(Stored data entries)
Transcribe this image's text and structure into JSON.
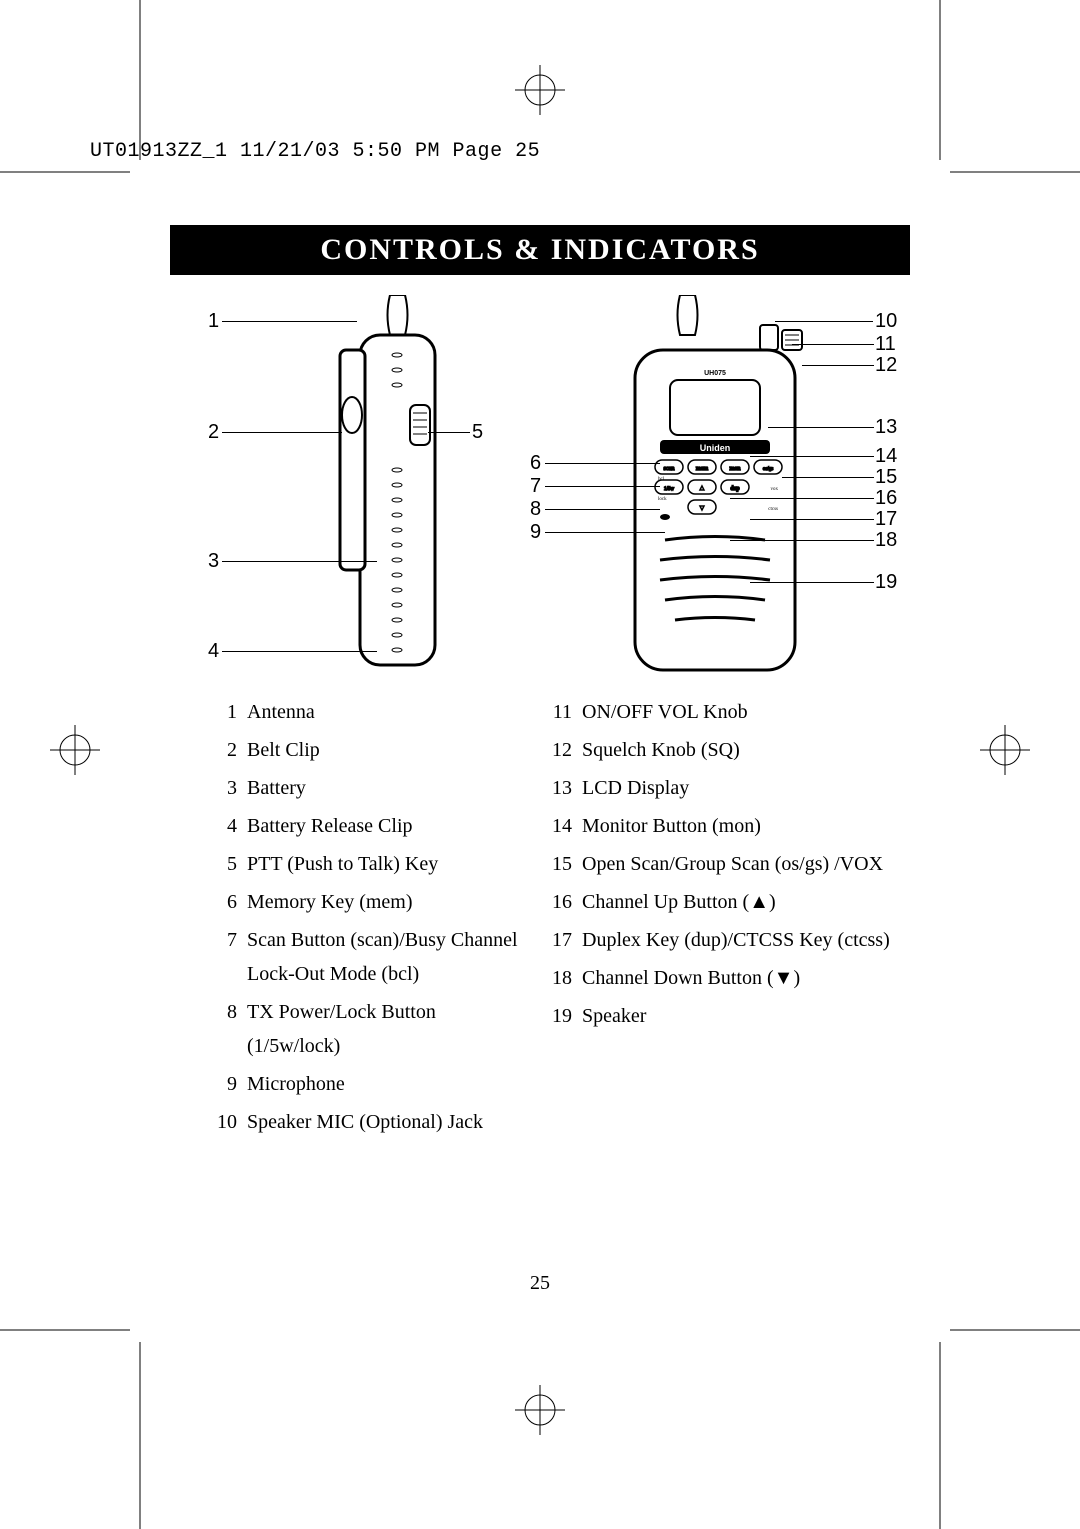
{
  "header": "UT01913ZZ_1  11/21/03  5:50 PM  Page 25",
  "title": "CONTROLS & INDICATORS",
  "page_number": "25",
  "left_callouts": [
    "1",
    "2",
    "3",
    "4",
    "5"
  ],
  "right_callouts_left": [
    "6",
    "7",
    "8",
    "9"
  ],
  "right_callouts_right": [
    "10",
    "11",
    "12",
    "13",
    "14",
    "15",
    "16",
    "17",
    "18",
    "19"
  ],
  "legend_left": [
    {
      "n": "1",
      "t": "Antenna"
    },
    {
      "n": "2",
      "t": "Belt Clip"
    },
    {
      "n": "3",
      "t": "Battery"
    },
    {
      "n": "4",
      "t": "Battery Release Clip"
    },
    {
      "n": "5",
      "t": "PTT (Push to Talk) Key"
    },
    {
      "n": "6",
      "t": "Memory Key (mem)"
    },
    {
      "n": "7",
      "t": "Scan Button (scan)/Busy Channel Lock-Out Mode (bcl)"
    },
    {
      "n": "8",
      "t": "TX Power/Lock Button (1/5w/lock)"
    },
    {
      "n": "9",
      "t": "Microphone"
    },
    {
      "n": "10",
      "t": "Speaker MIC (Optional) Jack"
    }
  ],
  "legend_right": [
    {
      "n": "11",
      "t": "ON/OFF VOL Knob"
    },
    {
      "n": "12",
      "t": "Squelch Knob (SQ)"
    },
    {
      "n": "13",
      "t": "LCD Display"
    },
    {
      "n": "14",
      "t": "Monitor Button (mon)"
    },
    {
      "n": "15",
      "t": "Open Scan/Group Scan (os/gs) /VOX"
    },
    {
      "n": "16",
      "t": "Channel Up Button (▲)"
    },
    {
      "n": "17",
      "t": "Duplex Key (dup)/CTCSS Key (ctcss)"
    },
    {
      "n": "18",
      "t": "Channel Down Button (▼)"
    },
    {
      "n": "19",
      "t": "Speaker"
    }
  ],
  "brand": "Uniden",
  "model": "UH075"
}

[What you are asked to do]: Count the lines of the material that include the word "Lock", then report only the total.

[Answer to this task]: 2